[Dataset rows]
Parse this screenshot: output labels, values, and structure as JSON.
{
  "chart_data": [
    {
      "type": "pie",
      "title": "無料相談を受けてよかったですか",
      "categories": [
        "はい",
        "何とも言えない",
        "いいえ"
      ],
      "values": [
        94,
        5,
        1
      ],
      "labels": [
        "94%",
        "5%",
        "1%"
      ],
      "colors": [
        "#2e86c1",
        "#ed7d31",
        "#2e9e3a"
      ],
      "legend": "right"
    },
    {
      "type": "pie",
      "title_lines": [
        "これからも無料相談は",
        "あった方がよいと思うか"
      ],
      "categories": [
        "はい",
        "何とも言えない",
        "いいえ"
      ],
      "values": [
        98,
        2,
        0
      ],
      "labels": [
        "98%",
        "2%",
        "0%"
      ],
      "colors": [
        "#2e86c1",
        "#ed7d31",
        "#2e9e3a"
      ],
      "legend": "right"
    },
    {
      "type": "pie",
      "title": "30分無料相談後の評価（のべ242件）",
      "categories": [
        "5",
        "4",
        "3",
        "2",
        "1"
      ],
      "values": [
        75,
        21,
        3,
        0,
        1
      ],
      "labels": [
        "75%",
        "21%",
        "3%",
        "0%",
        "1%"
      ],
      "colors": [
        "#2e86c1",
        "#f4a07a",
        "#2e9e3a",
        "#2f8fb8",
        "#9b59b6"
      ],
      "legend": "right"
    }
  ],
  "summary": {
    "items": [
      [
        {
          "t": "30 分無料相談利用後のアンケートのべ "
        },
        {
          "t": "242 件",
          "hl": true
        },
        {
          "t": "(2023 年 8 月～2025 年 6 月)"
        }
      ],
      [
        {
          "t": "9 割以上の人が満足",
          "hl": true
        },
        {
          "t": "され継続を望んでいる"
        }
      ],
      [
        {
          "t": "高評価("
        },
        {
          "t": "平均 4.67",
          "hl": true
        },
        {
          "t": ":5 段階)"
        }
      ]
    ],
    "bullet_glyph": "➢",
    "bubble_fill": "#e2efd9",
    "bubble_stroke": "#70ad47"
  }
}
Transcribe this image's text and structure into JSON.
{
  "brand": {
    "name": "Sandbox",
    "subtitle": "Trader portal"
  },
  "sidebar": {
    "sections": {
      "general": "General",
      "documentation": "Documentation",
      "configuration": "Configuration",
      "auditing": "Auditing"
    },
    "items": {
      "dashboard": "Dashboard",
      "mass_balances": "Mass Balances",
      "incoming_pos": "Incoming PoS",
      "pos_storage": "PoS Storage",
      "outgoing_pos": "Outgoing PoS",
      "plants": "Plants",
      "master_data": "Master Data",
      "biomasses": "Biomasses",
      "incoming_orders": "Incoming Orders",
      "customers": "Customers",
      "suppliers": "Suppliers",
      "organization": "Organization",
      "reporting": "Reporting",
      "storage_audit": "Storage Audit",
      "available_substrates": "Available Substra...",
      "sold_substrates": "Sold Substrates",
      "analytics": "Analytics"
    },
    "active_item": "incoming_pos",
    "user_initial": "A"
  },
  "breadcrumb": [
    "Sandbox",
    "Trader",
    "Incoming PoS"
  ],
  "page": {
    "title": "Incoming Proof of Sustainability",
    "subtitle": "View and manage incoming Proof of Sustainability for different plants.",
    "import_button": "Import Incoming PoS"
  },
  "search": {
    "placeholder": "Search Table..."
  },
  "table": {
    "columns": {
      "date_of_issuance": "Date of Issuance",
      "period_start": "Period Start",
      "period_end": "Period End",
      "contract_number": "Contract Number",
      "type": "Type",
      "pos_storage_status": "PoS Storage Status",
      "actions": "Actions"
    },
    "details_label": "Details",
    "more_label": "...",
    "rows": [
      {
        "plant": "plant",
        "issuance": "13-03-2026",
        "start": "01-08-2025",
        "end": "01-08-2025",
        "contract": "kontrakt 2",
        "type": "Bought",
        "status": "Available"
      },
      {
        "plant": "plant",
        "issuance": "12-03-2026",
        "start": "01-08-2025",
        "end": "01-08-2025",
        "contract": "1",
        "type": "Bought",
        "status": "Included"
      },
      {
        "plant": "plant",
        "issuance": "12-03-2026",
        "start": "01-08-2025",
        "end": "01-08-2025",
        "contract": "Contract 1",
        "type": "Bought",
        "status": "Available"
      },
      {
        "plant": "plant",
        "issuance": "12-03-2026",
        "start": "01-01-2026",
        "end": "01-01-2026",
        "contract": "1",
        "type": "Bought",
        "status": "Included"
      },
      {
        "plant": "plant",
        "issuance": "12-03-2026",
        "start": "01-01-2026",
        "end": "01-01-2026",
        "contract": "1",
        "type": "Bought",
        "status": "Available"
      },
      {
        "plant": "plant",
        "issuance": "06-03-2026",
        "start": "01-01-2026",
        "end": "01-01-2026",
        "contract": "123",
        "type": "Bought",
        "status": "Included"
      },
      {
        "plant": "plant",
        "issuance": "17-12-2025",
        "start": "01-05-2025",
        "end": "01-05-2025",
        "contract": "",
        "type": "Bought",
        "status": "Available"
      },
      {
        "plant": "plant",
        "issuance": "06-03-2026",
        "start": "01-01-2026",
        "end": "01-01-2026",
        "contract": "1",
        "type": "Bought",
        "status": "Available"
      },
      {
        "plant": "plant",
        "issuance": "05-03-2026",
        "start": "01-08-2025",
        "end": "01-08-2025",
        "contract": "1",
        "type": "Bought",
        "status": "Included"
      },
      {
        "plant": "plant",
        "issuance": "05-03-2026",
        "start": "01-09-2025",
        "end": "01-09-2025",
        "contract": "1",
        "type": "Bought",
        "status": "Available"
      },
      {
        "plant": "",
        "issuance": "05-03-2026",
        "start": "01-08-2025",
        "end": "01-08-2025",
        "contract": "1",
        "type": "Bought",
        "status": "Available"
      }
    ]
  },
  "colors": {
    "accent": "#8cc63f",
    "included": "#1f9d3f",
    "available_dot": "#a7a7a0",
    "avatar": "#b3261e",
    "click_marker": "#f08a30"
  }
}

→ EXERCISE
Extract all lines of the records above that include "Sustainability".

→ REPLY TO THE TASK
    "title": "Incoming Proof of Sustainability",
    "subtitle": "View and manage incoming Proof of Sustainability for different plants.",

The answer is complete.